Extracted records.
·····
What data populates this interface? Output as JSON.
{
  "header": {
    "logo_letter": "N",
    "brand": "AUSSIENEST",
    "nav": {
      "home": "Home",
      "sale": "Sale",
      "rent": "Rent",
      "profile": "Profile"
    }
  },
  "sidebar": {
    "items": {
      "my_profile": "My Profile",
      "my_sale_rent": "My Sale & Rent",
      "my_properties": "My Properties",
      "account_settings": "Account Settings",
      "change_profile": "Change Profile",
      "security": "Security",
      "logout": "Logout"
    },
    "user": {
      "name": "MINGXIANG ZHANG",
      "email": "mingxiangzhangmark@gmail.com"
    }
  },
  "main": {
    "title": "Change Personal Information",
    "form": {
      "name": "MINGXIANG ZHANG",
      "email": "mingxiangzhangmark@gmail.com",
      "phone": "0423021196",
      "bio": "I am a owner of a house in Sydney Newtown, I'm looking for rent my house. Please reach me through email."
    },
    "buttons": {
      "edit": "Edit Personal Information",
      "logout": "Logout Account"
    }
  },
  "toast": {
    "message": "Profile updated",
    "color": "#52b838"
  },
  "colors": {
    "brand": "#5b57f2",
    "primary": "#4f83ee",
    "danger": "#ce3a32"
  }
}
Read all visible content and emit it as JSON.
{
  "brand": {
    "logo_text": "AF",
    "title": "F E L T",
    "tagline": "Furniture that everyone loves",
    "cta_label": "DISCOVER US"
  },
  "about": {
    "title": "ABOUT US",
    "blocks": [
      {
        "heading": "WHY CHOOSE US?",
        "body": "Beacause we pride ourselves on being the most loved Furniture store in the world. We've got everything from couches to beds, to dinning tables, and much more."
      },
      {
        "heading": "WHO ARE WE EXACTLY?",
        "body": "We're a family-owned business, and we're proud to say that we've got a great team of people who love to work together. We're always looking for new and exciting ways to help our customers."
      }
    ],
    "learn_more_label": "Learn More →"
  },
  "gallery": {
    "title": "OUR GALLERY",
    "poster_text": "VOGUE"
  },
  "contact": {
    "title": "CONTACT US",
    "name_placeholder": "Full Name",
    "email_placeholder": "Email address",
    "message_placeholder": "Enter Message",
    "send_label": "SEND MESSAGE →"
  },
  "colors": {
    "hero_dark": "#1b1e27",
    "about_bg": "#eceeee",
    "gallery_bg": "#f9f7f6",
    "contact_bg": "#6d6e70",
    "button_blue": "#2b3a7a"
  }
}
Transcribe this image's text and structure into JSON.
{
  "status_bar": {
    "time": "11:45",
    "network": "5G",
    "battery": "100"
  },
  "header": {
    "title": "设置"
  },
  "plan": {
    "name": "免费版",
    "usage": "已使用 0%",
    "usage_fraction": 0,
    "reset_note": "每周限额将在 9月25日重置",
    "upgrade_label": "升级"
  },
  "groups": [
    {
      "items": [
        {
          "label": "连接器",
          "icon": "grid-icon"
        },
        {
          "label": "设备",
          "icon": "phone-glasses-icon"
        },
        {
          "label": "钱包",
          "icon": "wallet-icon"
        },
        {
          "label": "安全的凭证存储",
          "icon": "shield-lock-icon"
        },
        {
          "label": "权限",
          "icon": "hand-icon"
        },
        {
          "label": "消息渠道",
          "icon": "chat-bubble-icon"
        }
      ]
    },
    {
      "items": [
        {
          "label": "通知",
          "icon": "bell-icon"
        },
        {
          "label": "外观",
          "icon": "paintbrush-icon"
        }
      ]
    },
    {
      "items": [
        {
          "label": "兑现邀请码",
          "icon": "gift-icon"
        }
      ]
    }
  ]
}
·····
Task description. Return the lines above exactly, keeping every word.

Exercise solution.
What data populates this interface? Output as JSON.
{
  "header": {
    "logo_letter": "N",
    "brand": "AUSSIENEST",
    "nav": {
      "home": "Home",
      "sale": "Sale",
      "rent": "Rent",
      "profile": "Profile"
    }
  },
  "sidebar": {
    "items": {
      "my_profile": "My Profile",
      "my_sale_rent": "My Sale & Rent",
      "my_properties": "My Properties",
      "account_settings": "Account Settings",
      "change_profile": "Change Profile",
      "security": "Security",
      "logout": "Logout"
    },
    "user": {
      "name": "MINGXIANG ZHANG",
      "email": "mingxiangzhangmark@gmail.com"
    }
  },
  "main": {
    "title": "Change Personal Information",
    "form": {
      "name": "MINGXIANG ZHANG",
      "email": "mingxiangzhangmark@gmail.com",
      "phone": "0423021196",
      "bio": "I am a owner of a house in Sydney Newtown, I'm looking for rent my house. Please reach me through email."
    },
    "buttons": {
      "edit": "Edit Personal Information",
      "logout": "Logout Account"
    }
  },
  "toast": {
    "message": "Profile updated",
    "color": "#52b838"
  },
  "colors": {
    "brand": "#5b57f2",
    "primary": "#4f83ee",
    "danger": "#ce3a32"
  }
}
Read all visible content and emit it as JSON.
{
  "brand": {
    "logo_text": "AF",
    "title": "F E L T",
    "tagline": "Furniture that everyone loves",
    "cta_label": "DISCOVER US"
  },
  "about": {
    "title": "ABOUT US",
    "blocks": [
      {
        "heading": "WHY CHOOSE US?",
        "body": "Beacause we pride ourselves on being the most loved Furniture store in the world. We've got everything from couches to beds, to dinning tables, and much more."
      },
      {
        "heading": "WHO ARE WE EXACTLY?",
        "body": "We're a family-owned business, and we're proud to say that we've got a great team of people who love to work together. We're always looking for new and exciting ways to help our customers."
      }
    ],
    "learn_more_label": "Learn More →"
  },
  "gallery": {
    "title": "OUR GALLERY",
    "poster_text": "VOGUE"
  },
  "contact": {
    "title": "CONTACT US",
    "name_placeholder": "Full Name",
    "email_placeholder": "Email address",
    "message_placeholder": "Enter Message",
    "send_label": "SEND MESSAGE →"
  },
  "colors": {
    "hero_dark": "#1b1e27",
    "about_bg": "#eceeee",
    "gallery_bg": "#f9f7f6",
    "contact_bg": "#6d6e70",
    "button_blue": "#2b3a7a"
  }
}
Transcribe this image's text and structure into JSON.
{
  "status_bar": {
    "time": "11:45",
    "network": "5G",
    "battery": "100"
  },
  "header": {
    "title": "设置"
  },
  "plan": {
    "name": "免费版",
    "usage": "已使用 0%",
    "usage_fraction": 0,
    "reset_note": "每周限额将在 9月25日重置",
    "upgrade_label": "升级"
  },
  "groups": [
    {
      "items": [
        {
          "label": "连接器",
          "icon": "grid-icon"
        },
        {
          "label": "设备",
          "icon": "phone-glasses-icon"
        },
        {
          "label": "钱包",
          "icon": "wallet-icon"
        },
        {
          "label": "安全的凭证存储",
          "icon": "shield-lock-icon"
        },
        {
          "label": "权限",
          "icon": "hand-icon"
        },
        {
          "label": "消息渠道",
          "icon": "chat-bubble-icon"
        }
      ]
    },
    {
      "items": [
        {
          "label": "通知",
          "icon": "bell-icon"
        },
        {
          "label": "外观",
          "icon": "paintbrush-icon"
        }
      ]
    },
    {
      "items": [
        {
          "label": "兑现邀请码",
          "icon": "gift-icon"
        }
      ]
    }
  ]
}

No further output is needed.